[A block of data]

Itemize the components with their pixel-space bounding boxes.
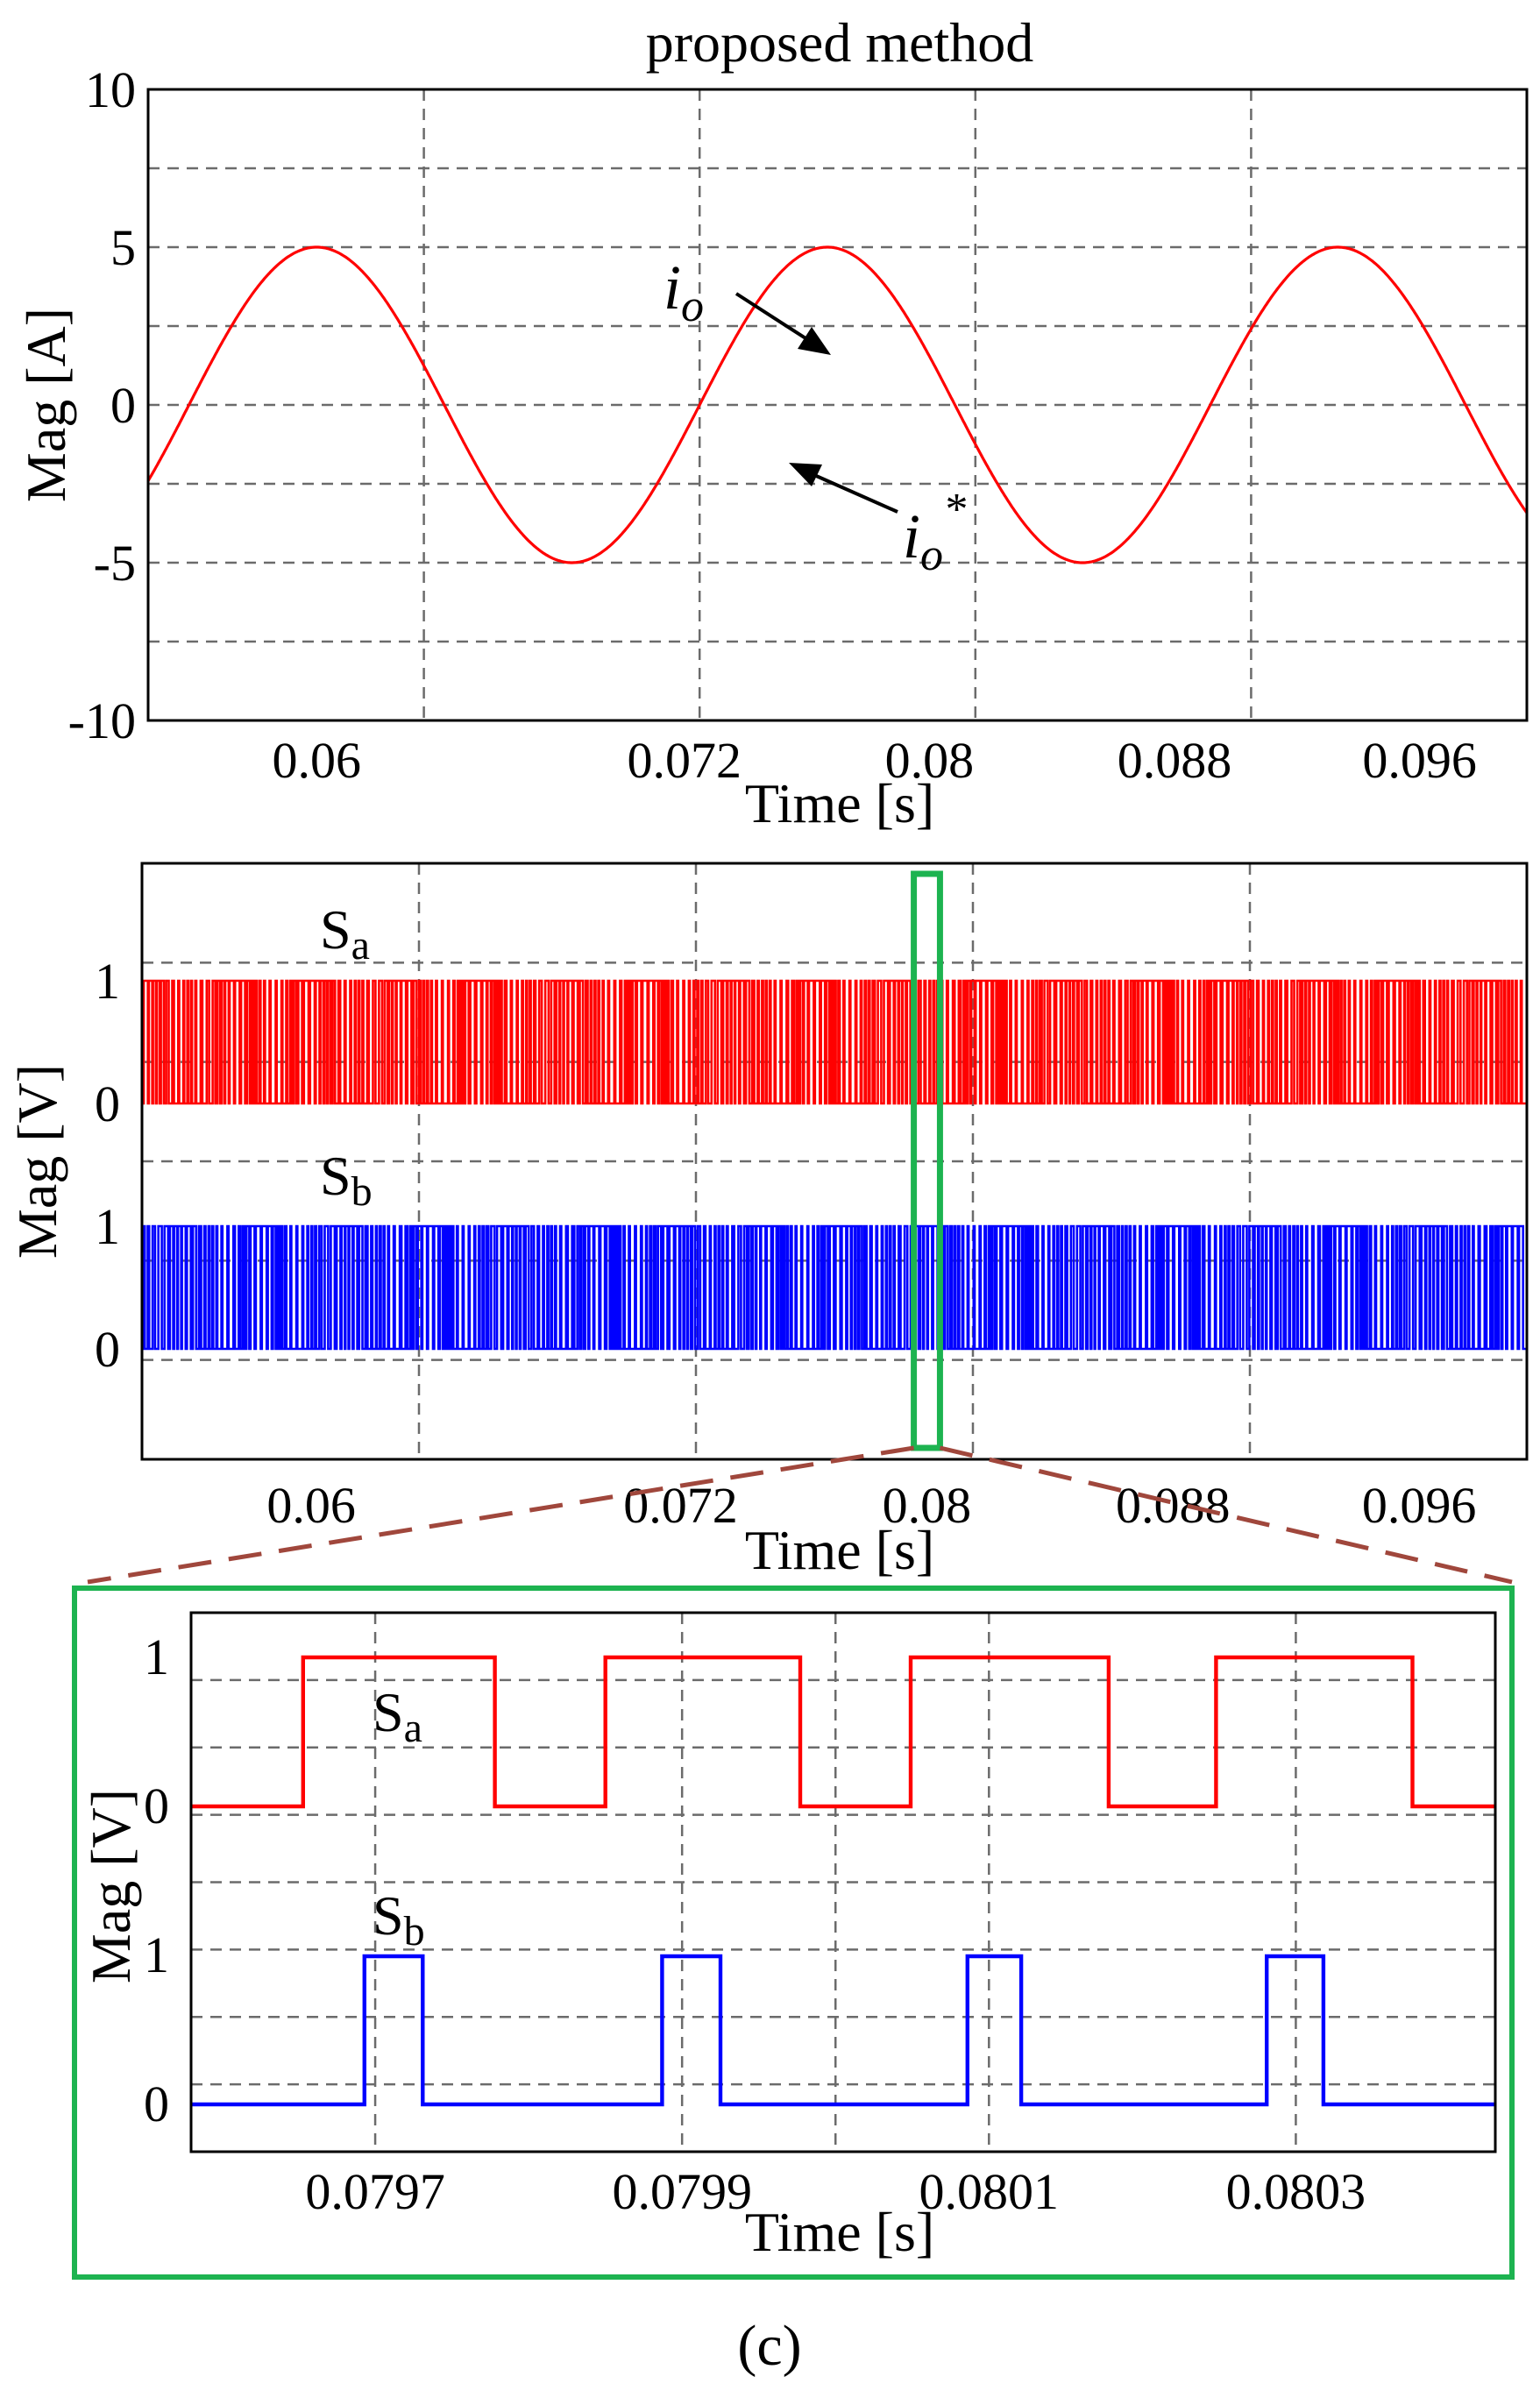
- current-y-tick-label: 5: [110, 219, 136, 276]
- zoom-sa-letter: S: [373, 1681, 404, 1743]
- zoom-selection-box: [911, 870, 943, 1451]
- io-star-letter: i: [903, 501, 920, 571]
- figure-caption: (c): [737, 2314, 801, 2378]
- sa-letter: S: [320, 898, 351, 961]
- zoom-y-tick-sb-low: 0: [144, 2075, 169, 2132]
- zoom-chart: 0.0797 0.0799 0.0801 0.0803 1 0 1 0 Sa Sb T…: [80, 1611, 1497, 2263]
- current-x-tick-label: 0.06: [273, 732, 362, 789]
- io-arrowhead: [798, 327, 831, 355]
- zoom-sa-subscript: a: [404, 1705, 422, 1751]
- io-star-arrow-line: [805, 470, 898, 514]
- current-y-ticks: 10 5 0 -5 -10: [68, 61, 136, 749]
- sb-label: Sb: [320, 1145, 373, 1215]
- current-plot-frame: [146, 88, 1529, 722]
- current-y-tick-label: -5: [94, 535, 136, 592]
- io-star-label: io*: [903, 485, 966, 580]
- current-x-tick-label: 0.088: [1118, 732, 1232, 789]
- zoom-plot-frame: [189, 1611, 1497, 2153]
- current-chart-title: proposed method: [646, 11, 1034, 74]
- switching-y-tick-sb-low: 0: [95, 1321, 120, 1378]
- switching-x-tick-label: 0.06: [266, 1477, 356, 1534]
- zoom-gridlines: [191, 1613, 1495, 2152]
- io-label: io: [664, 252, 704, 331]
- current-waveform: [146, 245, 1529, 564]
- switching-y-axis-label: Mag [V]: [6, 1064, 68, 1259]
- sa-subscript: a: [351, 922, 370, 968]
- current-x-tick-label: 0.096: [1362, 732, 1477, 789]
- sb-subscript: b: [351, 1168, 373, 1215]
- io-letter: i: [664, 252, 681, 323]
- zoom-sa-label: Sa: [373, 1681, 422, 1751]
- switching-y-tick-sa-high: 1: [95, 953, 120, 1010]
- sa-label: Sa: [320, 898, 370, 968]
- zoom-y-tick-sa-low: 0: [144, 1777, 169, 1834]
- zoom-inset-border: [72, 1586, 1515, 2280]
- switching-x-ticks: 0.06 0.072 0.08 0.088 0.096: [266, 1477, 1476, 1534]
- current-y-tick-label: 0: [110, 377, 136, 434]
- zoom-sb-label: Sb: [373, 1884, 425, 1955]
- zoom-x-tick-label: 0.0799: [612, 2163, 752, 2220]
- switching-x-axis-label: Time [s]: [745, 1519, 934, 1581]
- zoom-sb-letter: S: [373, 1884, 404, 1947]
- current-y-tick-label: 10: [85, 61, 136, 118]
- current-x-tick-label: 0.072: [627, 732, 742, 789]
- current-x-tick-label: 0.08: [885, 732, 975, 789]
- sb-letter: S: [320, 1145, 351, 1207]
- zoom-sb-subscript: b: [404, 1908, 425, 1955]
- sb-pwm-signal: [142, 1224, 1527, 1351]
- switching-x-tick-label: 0.096: [1362, 1477, 1477, 1534]
- current-gridlines: [148, 89, 1527, 720]
- switching-y-tick-sa-low: 0: [95, 1075, 120, 1132]
- zoom-x-tick-label: 0.0801: [919, 2163, 1060, 2220]
- switching-chart: 0.06 0.072 0.08 0.088 0.096 1 0 1 0 Sa Sb Ti…: [6, 862, 1529, 1581]
- zoom-connector-right: [939, 1445, 1513, 1585]
- current-x-axis-label: Time [s]: [745, 772, 934, 834]
- current-y-tick-label: -10: [68, 692, 136, 749]
- zoom-y-tick-sa-high: 1: [144, 1628, 169, 1685]
- zoom-x-tick-label: 0.0797: [305, 2163, 445, 2220]
- zoom-x-axis-label: Time [s]: [745, 2201, 934, 2263]
- io-arrow-line: [735, 292, 817, 346]
- zoom-sa-signal: [191, 1655, 1495, 1809]
- sa-pwm-signal: [142, 979, 1527, 1105]
- zoom-connector-left: [87, 1445, 914, 1585]
- zoom-y-tick-sb-high: 1: [144, 1926, 169, 1983]
- switching-gridlines: [142, 863, 1527, 1459]
- switching-y-tick-sb-high: 1: [95, 1198, 120, 1255]
- current-y-axis-label: Mag [A]: [15, 308, 77, 502]
- zoom-x-tick-label: 0.0803: [1226, 2163, 1366, 2220]
- zoom-y-axis-label: Mag [V]: [80, 1789, 142, 1983]
- current-x-ticks: 0.06 0.072 0.08 0.088 0.096: [273, 732, 1477, 789]
- switching-x-tick-label: 0.08: [883, 1477, 972, 1534]
- io-star-superscript: *: [943, 485, 966, 535]
- zoom-sb-signal: [191, 1954, 1495, 2107]
- io-star-arrowhead: [789, 463, 822, 486]
- switching-x-tick-label: 0.088: [1116, 1477, 1231, 1534]
- io-subscript: o: [681, 281, 704, 331]
- zoom-x-ticks: 0.0797 0.0799 0.0801 0.0803: [305, 2163, 1366, 2220]
- io-star-subscript: o: [920, 530, 943, 580]
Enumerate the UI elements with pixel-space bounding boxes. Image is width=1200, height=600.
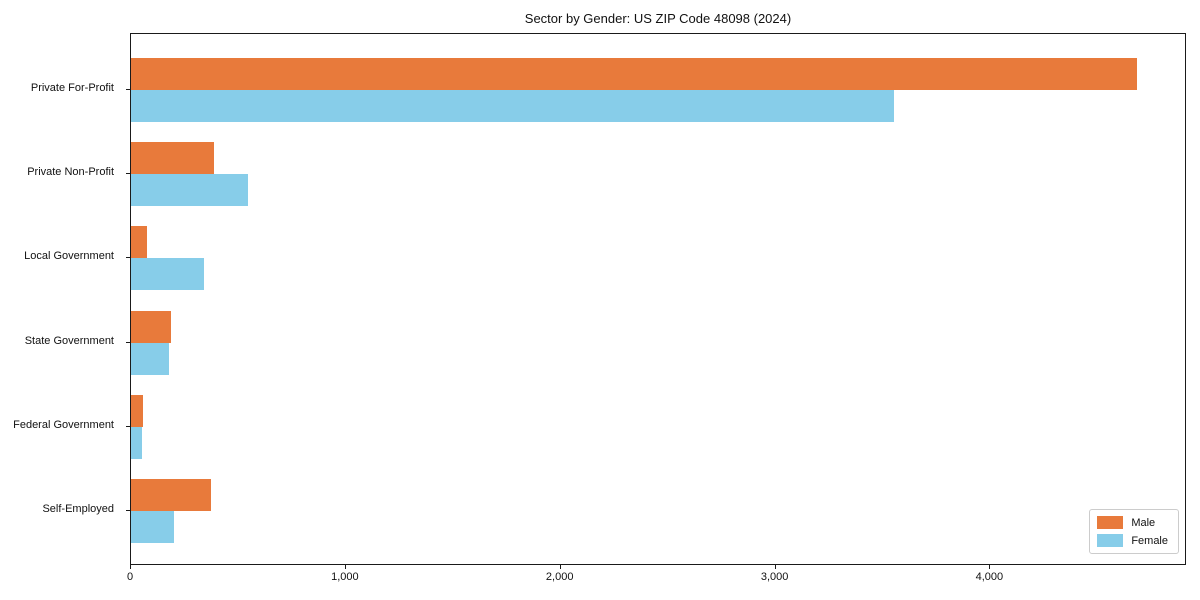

### CHALLENGE
Write out every line of the records above word for word, without the pictures.

### WRITTEN REPLY
Itemize the components with their pixel-space bounding boxes.
- current-y-tick-label: 5: [110, 219, 136, 276]
- zoom-sa-letter: S: [373, 1681, 404, 1743]
- zoom-selection-box: [911, 870, 943, 1451]
- io-star-letter: i: [903, 501, 920, 571]
- figure-caption: (c): [737, 2314, 801, 2378]
- sa-letter: S: [320, 898, 351, 961]
- zoom-y-tick-sb-low: 0: [144, 2075, 169, 2132]
- zoom-chart: 0.0797 0.0799 0.0801 0.0803 1 0 1 0 Sa Sb T…: [80, 1611, 1497, 2263]
- current-x-tick-label: 0.06: [273, 732, 362, 789]
- io-arrowhead: [798, 327, 831, 355]
- zoom-sa-subscript: a: [404, 1705, 422, 1751]
- io-star-arrow-line: [805, 470, 898, 514]
- current-y-ticks: 10 5 0 -5 -10: [68, 61, 136, 749]
- sb-label: Sb: [320, 1145, 373, 1215]
- current-plot-frame: [146, 88, 1529, 722]
- current-y-tick-label: -5: [94, 535, 136, 592]
- io-star-label: io*: [903, 485, 966, 580]
- current-x-tick-label: 0.088: [1118, 732, 1232, 789]
- zoom-plot-frame: [189, 1611, 1497, 2153]
- current-chart-title: proposed method: [646, 11, 1034, 74]
- switching-y-tick-sb-low: 0: [95, 1321, 120, 1378]
- switching-x-tick-label: 0.06: [266, 1477, 356, 1534]
- zoom-gridlines: [191, 1613, 1495, 2152]
- io-label: io: [664, 252, 704, 331]
- current-waveform: [146, 245, 1529, 564]
- switching-y-axis-label: Mag [V]: [6, 1064, 68, 1259]
- sa-subscript: a: [351, 922, 370, 968]
- current-x-tick-label: 0.096: [1362, 732, 1477, 789]
- sb-subscript: b: [351, 1168, 373, 1215]
- io-letter: i: [664, 252, 681, 323]
- zoom-sa-label: Sa: [373, 1681, 422, 1751]
- switching-y-tick-sa-high: 1: [95, 953, 120, 1010]
- sa-label: Sa: [320, 898, 370, 968]
- zoom-y-tick-sa-low: 0: [144, 1777, 169, 1834]
- zoom-inset-border: [72, 1586, 1515, 2280]
- switching-x-ticks: 0.06 0.072 0.08 0.088 0.096: [266, 1477, 1476, 1534]
- current-y-tick-label: 0: [110, 377, 136, 434]
- zoom-sb-label: Sb: [373, 1884, 425, 1955]
- zoom-x-tick-label: 0.0799: [612, 2163, 752, 2220]
- switching-x-axis-label: Time [s]: [745, 1519, 934, 1581]
- zoom-sb-letter: S: [373, 1884, 404, 1947]
- current-y-tick-label: 10: [85, 61, 136, 118]
- current-x-tick-label: 0.072: [627, 732, 742, 789]
- current-x-tick-label: 0.08: [885, 732, 975, 789]
- sb-letter: S: [320, 1145, 351, 1207]
- zoom-sb-subscript: b: [404, 1908, 425, 1955]
- sb-pwm-signal: [142, 1224, 1527, 1351]
- switching-x-tick-label: 0.096: [1362, 1477, 1477, 1534]
- current-gridlines: [148, 89, 1527, 720]
- switching-y-tick-sa-low: 0: [95, 1075, 120, 1132]
- zoom-x-tick-label: 0.0801: [919, 2163, 1060, 2220]
- switching-chart: 0.06 0.072 0.08 0.088 0.096 1 0 1 0 Sa Sb Ti…: [6, 862, 1529, 1581]
- zoom-connector-right: [939, 1445, 1513, 1585]
- current-x-axis-label: Time [s]: [745, 772, 934, 834]
- current-y-tick-label: -10: [68, 692, 136, 749]
- zoom-y-tick-sa-high: 1: [144, 1628, 169, 1685]
- zoom-x-tick-label: 0.0797: [305, 2163, 445, 2220]
- zoom-x-axis-label: Time [s]: [745, 2201, 934, 2263]
- io-arrow-line: [735, 292, 817, 346]
- zoom-sa-signal: [191, 1655, 1495, 1809]
- sa-pwm-signal: [142, 979, 1527, 1105]
- zoom-connector-left: [87, 1445, 914, 1585]
- zoom-y-tick-sb-high: 1: [144, 1926, 169, 1983]
- switching-gridlines: [142, 863, 1527, 1459]
- switching-y-tick-sb-high: 1: [95, 1198, 120, 1255]
- current-y-axis-label: Mag [A]: [15, 308, 77, 502]
- zoom-x-tick-label: 0.0803: [1226, 2163, 1366, 2220]
- zoom-y-axis-label: Mag [V]: [80, 1789, 142, 1983]
- current-x-ticks: 0.06 0.072 0.08 0.088 0.096: [273, 732, 1477, 789]
- switching-x-tick-label: 0.08: [883, 1477, 972, 1534]
- io-star-superscript: *: [943, 485, 966, 535]
- zoom-sb-signal: [191, 1954, 1495, 2107]
- io-star-arrowhead: [789, 463, 822, 486]
- switching-x-tick-label: 0.088: [1116, 1477, 1231, 1534]
- io-subscript: o: [681, 281, 704, 331]
- zoom-x-ticks: 0.0797 0.0799 0.0801 0.0803: [305, 2163, 1366, 2220]
- io-star-subscript: o: [920, 530, 943, 580]
Enumerate the UI elements with pixel-space bounding boxes. Image is width=1200, height=600.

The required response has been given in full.